Collected data:
################
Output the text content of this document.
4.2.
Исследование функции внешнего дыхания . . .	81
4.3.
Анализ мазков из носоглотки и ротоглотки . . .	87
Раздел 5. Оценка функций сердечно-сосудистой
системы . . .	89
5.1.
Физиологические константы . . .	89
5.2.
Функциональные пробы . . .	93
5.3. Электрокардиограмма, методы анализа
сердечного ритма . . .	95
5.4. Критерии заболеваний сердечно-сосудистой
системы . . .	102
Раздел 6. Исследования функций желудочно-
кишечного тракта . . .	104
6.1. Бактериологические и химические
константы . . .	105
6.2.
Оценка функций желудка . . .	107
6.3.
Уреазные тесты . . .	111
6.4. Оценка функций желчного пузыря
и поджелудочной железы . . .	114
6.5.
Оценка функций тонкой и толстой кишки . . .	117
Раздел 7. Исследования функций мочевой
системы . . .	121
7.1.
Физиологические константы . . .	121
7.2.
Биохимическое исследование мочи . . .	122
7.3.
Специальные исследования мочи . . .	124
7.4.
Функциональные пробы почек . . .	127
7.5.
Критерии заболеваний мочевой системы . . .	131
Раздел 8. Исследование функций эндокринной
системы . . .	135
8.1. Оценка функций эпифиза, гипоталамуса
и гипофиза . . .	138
################
> _What you need to do_
Return, from the data, each line that has the word "Оценка" in it.

> _Solution_
Раздел 5. Оценка функций сердечно-сосудистой
Оценка функций желудка . . .	107
6.4. Оценка функций желчного пузыря
Оценка функций тонкой и толстой кишки . . .	117
8.1. Оценка функций эпифиза, гипоталамуса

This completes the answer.